- [原文摘录]:

• PAT-1134 Vertex Cover (图的建立 + set容器)


    A vertex cover of a graph is a set of vertices such that each edge of the graph is incident to at least one vertex of the set. Now given a graph with several vertex sets, you are supposed to tell if each of them is a vertex cover or not.

    Input Specification:
    Each input file contains one test case. For each case, the first line gives two positive integers N and M (both no more than 104), being the total numbers of vertices and the edges, respectively. Then M lines follow, each describes an edge by giving the indices (from 0 to N-1) of the two ends of the edge.
    After the graph, a positive integer K (<= 100) is given, which is the number of queries. Then K lines of queries follow, each in the format:Nv v[1] v[2] ... v[Nv]
    where Nv is the number of vertices in the set, and v[i]'s are the indices of the vertices.

    Output Specification:
    For each query, print in a line "Yes" if the set is a vertex cover, or "No" if not.

    Sample Input:
    10 11
    8 7
    6 8
    4 5
    8 4
    8 1
    1 2
    1 4
    9 8
    9 1
    1 0
    2 4
    5
    4 0 3 8 4
    6 6 1 7 5 4 9
    3 1 8 4
    2 2 8

    7 9 8 7 6 5 4 2


    Sample Output:
    No
    Yes
    Yes
    No

    No


    题目大意:n个顶点和m条边的图,分别给出m条边的两端顶点,然后对其进行k次查询,每次查询输入一个顶点集合,要求判断这个顶点集合是否能完成顶点覆盖,即图中的每一条边都至少有一个顶点在这个集合中。

- [任务简述 A]:
根据顶点覆盖题目,分别回答:
(i) 查询次数 K 最大是多少?
(ii) 一个集合是顶点覆盖时应输出什么?
(iii) 顶点编号的取值范围是什么?
- [任务简述 B]: 修改顶点覆盖题目,重写从“A vertex cover of”到“cover or not.”的部分,并把其中的“several”换成“multiple”。
完成任务时用不到这些记录。

- [记录]:
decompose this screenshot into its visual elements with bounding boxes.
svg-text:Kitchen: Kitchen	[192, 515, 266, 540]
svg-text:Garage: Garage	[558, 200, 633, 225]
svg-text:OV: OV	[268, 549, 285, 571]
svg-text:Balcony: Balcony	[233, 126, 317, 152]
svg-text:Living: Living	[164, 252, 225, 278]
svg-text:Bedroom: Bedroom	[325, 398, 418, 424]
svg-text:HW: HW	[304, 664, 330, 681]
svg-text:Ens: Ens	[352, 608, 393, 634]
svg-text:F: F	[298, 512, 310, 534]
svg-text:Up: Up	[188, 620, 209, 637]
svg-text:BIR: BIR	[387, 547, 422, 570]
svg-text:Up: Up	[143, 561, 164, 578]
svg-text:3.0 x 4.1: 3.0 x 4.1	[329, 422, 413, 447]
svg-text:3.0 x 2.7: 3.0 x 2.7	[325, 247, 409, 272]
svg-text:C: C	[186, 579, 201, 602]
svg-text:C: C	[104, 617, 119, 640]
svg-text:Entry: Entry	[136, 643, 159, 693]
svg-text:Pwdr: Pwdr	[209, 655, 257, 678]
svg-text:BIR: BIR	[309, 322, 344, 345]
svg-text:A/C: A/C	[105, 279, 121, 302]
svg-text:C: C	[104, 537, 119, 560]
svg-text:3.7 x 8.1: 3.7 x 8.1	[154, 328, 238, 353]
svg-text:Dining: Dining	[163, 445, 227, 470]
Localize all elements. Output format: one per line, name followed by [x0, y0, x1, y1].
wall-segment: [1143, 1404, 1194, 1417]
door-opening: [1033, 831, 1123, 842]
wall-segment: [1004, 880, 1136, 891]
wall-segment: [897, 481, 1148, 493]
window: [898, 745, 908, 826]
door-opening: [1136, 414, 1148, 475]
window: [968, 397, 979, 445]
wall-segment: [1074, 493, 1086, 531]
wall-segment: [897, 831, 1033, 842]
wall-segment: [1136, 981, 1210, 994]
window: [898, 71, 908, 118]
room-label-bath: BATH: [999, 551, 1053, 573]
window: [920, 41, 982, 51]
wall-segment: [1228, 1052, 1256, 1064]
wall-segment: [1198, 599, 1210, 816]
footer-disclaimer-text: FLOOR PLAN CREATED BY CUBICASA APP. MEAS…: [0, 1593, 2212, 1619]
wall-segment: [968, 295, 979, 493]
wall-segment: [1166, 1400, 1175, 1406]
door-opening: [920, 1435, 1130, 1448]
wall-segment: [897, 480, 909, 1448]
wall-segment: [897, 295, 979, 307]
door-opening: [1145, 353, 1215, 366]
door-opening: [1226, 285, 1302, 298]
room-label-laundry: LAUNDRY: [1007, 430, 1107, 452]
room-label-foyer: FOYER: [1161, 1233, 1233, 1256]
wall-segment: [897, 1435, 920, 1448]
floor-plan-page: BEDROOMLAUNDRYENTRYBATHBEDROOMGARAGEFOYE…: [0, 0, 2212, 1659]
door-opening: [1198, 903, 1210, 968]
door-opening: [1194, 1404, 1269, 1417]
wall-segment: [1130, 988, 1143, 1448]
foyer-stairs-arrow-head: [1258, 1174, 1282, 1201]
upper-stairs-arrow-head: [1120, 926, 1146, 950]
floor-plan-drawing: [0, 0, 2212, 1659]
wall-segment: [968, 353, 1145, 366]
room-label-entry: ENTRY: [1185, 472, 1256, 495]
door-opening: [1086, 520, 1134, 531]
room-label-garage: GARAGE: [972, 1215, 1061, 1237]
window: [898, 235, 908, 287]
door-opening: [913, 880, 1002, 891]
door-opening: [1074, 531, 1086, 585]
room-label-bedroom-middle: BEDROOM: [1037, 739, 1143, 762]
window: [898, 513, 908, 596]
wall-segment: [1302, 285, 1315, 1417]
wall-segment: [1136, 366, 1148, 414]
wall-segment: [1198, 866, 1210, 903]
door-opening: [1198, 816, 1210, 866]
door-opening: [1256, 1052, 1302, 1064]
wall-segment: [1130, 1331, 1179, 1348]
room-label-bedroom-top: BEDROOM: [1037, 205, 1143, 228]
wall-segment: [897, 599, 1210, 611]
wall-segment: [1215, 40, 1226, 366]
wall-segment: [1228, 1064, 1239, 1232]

- [正确答案 A]:
(i) 100
(ii) Yes
(iii) 从 0 到 N-1

- [正确答案 B]:
A vertex cover of a graph is a set of vertices such that each edge of the graph is incident to at least one vertex of the set. Now given a graph with multiple vertex sets, you are supposed to tell if each of them is a vertex cover or not.